>>
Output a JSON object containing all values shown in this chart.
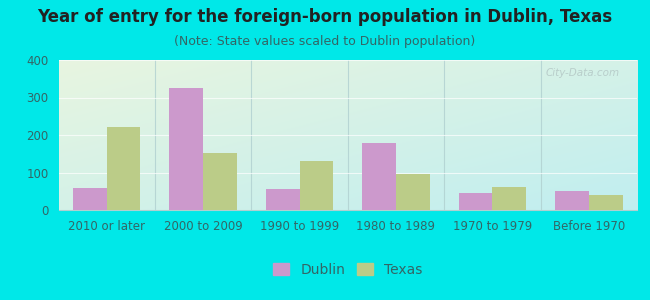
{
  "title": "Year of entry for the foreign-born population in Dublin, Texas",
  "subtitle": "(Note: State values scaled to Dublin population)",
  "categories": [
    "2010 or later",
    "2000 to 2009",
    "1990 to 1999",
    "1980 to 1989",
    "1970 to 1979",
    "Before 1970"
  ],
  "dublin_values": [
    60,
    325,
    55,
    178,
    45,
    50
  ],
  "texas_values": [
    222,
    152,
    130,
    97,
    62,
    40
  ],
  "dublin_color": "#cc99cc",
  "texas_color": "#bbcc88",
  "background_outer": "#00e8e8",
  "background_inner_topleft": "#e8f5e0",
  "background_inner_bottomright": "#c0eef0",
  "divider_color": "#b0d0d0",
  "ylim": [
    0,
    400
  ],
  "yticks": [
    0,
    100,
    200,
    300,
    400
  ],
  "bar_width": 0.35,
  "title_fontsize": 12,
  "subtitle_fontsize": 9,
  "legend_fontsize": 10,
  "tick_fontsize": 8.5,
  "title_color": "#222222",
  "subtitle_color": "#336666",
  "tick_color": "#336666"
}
<<
>>
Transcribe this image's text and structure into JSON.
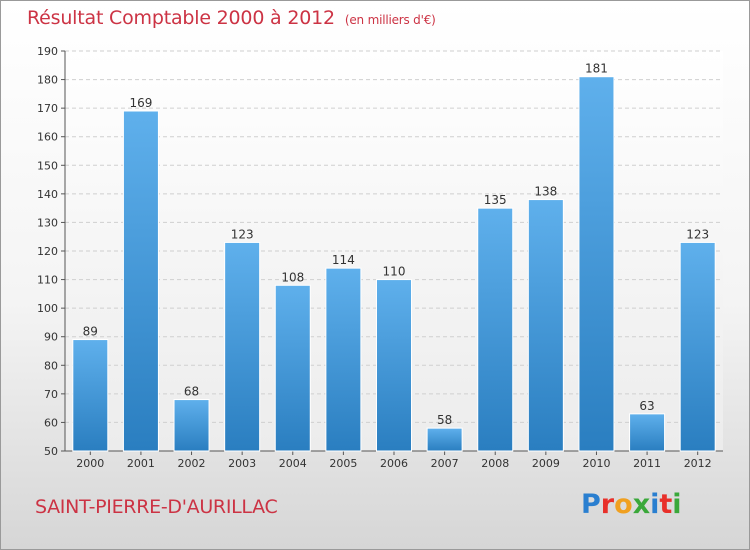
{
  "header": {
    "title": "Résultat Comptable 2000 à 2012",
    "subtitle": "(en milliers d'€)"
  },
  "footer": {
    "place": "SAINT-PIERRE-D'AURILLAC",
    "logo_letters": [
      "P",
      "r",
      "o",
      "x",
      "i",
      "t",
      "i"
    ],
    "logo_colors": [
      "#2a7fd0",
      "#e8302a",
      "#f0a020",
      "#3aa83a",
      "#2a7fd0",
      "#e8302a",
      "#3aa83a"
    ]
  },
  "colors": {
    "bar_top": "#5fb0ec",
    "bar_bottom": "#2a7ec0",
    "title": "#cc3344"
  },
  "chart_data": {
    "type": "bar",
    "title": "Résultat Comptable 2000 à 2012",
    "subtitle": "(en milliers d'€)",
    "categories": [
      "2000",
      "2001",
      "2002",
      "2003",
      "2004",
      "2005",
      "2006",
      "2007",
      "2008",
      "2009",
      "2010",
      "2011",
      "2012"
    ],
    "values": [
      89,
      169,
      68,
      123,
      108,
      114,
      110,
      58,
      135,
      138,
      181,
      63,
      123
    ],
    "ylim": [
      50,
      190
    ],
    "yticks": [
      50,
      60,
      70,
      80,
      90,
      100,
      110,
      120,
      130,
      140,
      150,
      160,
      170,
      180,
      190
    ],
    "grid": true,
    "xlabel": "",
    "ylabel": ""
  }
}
<<
Pull out all lines from the entries above in which the word "population" appears.

• Finished answer
  "title": "Year of entry for the foreign-born population in Dublin, Texas",
  "subtitle": "(Note: State values scaled to Dublin population)",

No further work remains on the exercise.